> _Exercise brief_
Find the lines that hold the word "Ecosystem" and return them.

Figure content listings
***

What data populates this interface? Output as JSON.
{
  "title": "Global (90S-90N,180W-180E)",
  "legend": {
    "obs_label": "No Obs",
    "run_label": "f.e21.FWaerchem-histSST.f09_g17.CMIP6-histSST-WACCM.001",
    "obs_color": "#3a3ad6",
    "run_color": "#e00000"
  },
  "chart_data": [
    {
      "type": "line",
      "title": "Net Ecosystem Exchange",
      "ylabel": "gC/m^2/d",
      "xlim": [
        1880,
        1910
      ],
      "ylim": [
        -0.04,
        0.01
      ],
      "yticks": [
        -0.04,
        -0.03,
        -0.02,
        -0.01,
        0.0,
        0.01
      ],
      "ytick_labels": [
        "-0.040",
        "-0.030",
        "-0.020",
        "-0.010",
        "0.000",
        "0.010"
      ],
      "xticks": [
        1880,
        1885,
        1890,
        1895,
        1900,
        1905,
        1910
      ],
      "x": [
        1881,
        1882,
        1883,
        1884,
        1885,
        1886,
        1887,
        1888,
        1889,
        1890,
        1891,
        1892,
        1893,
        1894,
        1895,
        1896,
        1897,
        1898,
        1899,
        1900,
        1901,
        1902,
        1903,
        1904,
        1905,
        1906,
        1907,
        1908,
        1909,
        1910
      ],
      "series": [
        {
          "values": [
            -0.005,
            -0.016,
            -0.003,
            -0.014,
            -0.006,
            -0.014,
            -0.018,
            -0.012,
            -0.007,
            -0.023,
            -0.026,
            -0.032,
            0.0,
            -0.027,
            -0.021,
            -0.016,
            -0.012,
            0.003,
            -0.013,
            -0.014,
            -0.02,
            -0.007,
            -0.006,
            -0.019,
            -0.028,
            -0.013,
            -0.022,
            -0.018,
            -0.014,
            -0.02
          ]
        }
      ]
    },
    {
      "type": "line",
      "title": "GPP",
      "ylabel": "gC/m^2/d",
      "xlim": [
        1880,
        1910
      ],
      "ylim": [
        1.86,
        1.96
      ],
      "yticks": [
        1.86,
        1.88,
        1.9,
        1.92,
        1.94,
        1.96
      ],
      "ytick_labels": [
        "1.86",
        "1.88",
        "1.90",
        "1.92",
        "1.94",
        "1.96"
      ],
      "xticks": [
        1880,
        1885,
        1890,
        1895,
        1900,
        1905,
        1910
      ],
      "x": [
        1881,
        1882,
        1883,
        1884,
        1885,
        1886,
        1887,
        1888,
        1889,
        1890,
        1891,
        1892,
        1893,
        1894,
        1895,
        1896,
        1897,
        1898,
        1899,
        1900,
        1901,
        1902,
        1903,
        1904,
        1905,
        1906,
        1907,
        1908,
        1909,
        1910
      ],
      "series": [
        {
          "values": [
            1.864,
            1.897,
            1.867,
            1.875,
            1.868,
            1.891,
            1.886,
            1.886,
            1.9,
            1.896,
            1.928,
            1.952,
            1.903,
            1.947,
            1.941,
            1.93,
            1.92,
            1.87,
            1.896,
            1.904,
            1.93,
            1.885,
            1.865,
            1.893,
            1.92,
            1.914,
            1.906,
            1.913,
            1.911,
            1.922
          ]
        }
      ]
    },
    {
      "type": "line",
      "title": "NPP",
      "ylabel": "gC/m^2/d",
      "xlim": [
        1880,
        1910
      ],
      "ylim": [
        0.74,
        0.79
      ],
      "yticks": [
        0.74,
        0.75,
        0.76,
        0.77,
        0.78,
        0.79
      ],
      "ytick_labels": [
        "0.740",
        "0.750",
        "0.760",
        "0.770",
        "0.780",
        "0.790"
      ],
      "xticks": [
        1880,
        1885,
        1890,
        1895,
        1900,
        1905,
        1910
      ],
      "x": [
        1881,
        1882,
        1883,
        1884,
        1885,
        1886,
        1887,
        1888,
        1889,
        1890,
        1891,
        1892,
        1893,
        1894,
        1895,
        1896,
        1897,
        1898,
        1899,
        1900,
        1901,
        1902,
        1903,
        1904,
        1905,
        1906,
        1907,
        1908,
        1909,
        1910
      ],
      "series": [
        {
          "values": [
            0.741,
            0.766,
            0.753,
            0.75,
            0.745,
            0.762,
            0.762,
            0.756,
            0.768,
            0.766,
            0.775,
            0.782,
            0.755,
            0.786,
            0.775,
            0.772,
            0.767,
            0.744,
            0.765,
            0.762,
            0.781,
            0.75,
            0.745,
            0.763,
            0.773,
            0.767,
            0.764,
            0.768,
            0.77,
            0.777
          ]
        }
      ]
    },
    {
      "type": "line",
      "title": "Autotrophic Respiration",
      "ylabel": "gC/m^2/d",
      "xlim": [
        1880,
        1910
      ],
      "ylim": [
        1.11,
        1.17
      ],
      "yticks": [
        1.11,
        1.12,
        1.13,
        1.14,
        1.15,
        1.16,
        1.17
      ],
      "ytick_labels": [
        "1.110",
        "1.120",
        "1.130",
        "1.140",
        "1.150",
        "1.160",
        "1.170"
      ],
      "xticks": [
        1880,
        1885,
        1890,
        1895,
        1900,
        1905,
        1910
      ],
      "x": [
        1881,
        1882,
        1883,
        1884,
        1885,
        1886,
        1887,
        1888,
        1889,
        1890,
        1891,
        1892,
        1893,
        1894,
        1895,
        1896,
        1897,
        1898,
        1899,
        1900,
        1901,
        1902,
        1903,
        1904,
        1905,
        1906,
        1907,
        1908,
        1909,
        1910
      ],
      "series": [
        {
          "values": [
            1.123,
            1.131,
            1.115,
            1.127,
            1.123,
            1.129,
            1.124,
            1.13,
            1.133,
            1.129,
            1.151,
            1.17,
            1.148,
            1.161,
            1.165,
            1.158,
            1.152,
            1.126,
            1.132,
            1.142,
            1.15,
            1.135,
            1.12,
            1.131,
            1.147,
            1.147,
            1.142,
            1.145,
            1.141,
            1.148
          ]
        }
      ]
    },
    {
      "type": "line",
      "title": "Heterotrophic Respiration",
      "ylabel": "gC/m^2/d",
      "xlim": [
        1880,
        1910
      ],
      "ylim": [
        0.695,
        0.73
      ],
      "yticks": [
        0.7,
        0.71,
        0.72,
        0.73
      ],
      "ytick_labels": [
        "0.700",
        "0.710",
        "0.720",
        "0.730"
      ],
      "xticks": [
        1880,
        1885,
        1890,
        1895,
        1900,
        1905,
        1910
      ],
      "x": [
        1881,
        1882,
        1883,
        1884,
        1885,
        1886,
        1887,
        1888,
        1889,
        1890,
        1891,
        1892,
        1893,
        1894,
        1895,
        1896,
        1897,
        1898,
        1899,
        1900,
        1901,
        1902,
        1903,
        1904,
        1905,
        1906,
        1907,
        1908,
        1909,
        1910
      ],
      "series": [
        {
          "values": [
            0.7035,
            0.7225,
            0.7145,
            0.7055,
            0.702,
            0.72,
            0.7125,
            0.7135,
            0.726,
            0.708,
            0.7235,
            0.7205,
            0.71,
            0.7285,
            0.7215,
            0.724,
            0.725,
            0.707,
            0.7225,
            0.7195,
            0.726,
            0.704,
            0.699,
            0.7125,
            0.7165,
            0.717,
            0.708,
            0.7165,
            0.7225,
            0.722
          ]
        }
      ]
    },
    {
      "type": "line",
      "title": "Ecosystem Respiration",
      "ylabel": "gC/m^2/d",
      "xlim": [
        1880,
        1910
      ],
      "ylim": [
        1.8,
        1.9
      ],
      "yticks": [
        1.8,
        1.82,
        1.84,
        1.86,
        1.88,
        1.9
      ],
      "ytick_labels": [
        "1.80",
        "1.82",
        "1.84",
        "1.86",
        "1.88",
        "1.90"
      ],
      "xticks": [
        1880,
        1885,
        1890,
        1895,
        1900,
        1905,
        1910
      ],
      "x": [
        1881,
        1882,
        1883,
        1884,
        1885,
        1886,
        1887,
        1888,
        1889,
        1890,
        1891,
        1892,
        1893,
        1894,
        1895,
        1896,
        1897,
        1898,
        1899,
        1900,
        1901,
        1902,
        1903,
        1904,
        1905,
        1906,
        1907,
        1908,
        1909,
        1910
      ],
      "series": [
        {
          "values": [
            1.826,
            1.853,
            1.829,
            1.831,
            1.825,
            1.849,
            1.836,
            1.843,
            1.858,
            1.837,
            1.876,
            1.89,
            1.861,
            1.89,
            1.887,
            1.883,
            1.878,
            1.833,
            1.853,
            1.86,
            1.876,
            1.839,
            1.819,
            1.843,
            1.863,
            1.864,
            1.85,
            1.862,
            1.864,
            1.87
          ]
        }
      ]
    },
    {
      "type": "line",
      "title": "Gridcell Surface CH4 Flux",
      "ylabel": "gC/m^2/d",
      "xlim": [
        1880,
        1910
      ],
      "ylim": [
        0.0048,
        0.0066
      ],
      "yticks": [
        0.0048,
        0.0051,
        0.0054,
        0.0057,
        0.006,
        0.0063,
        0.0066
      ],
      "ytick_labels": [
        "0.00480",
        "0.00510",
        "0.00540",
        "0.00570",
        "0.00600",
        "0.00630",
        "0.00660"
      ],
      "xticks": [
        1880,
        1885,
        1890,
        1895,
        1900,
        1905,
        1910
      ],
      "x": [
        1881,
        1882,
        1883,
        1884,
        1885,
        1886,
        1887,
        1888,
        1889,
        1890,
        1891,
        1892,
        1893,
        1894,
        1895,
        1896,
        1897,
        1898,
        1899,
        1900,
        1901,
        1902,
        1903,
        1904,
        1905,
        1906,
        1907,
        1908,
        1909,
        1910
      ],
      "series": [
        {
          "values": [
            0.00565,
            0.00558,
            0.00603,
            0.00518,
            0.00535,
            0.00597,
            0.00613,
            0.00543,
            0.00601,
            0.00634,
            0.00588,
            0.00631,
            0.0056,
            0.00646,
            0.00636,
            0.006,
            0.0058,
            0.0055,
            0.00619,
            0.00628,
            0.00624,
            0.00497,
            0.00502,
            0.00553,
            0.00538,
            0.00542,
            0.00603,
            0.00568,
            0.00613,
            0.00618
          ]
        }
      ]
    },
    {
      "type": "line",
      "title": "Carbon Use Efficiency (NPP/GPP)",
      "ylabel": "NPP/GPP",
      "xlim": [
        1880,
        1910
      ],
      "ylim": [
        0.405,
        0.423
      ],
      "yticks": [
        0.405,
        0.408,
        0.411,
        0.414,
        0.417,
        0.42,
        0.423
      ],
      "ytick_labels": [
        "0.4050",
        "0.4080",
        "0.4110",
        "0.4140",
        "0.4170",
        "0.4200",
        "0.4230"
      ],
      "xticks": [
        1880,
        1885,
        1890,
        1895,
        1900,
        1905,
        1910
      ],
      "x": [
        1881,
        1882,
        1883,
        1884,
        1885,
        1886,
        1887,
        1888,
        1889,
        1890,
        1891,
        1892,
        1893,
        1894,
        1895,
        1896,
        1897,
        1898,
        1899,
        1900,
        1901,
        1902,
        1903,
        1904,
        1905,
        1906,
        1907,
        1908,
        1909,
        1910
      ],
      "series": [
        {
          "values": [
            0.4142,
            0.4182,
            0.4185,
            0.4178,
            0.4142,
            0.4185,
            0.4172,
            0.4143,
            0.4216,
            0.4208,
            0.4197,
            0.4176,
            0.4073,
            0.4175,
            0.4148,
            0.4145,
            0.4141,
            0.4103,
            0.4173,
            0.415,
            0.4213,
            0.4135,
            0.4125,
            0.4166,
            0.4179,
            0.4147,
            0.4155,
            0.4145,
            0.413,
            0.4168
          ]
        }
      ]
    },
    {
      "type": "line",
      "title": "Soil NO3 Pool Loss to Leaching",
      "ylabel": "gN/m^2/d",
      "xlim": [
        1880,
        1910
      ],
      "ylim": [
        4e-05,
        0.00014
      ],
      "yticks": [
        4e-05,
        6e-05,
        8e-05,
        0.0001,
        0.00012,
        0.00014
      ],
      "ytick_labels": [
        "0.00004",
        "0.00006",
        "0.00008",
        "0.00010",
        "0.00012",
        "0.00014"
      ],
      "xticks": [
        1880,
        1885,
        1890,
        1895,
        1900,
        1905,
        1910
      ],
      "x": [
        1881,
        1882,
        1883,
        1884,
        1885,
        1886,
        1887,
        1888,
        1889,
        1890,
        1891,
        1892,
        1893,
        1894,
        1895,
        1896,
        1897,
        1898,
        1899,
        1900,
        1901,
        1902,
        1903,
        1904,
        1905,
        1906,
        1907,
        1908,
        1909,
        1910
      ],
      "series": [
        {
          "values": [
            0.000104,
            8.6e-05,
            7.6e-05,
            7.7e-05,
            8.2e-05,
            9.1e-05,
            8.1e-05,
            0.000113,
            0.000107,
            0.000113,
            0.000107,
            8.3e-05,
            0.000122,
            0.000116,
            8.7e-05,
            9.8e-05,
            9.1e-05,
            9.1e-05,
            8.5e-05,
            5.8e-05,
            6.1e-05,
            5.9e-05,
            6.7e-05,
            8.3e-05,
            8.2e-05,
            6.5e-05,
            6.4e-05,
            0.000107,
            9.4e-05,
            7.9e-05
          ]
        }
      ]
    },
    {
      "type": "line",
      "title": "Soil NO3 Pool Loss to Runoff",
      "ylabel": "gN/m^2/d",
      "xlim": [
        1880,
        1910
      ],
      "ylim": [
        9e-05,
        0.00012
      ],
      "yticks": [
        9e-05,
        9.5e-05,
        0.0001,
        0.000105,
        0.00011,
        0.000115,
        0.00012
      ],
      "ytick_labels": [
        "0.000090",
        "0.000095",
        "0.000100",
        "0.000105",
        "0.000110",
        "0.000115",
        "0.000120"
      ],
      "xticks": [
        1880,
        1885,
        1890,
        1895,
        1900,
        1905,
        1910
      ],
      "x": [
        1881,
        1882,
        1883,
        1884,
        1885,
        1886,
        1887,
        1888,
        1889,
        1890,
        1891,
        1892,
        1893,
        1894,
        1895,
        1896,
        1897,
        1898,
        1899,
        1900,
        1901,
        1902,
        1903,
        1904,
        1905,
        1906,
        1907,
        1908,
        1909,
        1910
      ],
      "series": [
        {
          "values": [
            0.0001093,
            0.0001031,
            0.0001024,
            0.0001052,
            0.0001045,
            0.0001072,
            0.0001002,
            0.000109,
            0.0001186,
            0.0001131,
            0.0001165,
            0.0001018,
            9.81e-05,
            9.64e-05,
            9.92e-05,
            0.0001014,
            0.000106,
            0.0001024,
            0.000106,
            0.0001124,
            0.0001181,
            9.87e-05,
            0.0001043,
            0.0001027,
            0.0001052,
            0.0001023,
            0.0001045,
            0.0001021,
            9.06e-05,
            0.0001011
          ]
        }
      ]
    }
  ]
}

***

> _Expected output_
      "title": "Net Ecosystem Exchange",
      "title": "Ecosystem Respiration",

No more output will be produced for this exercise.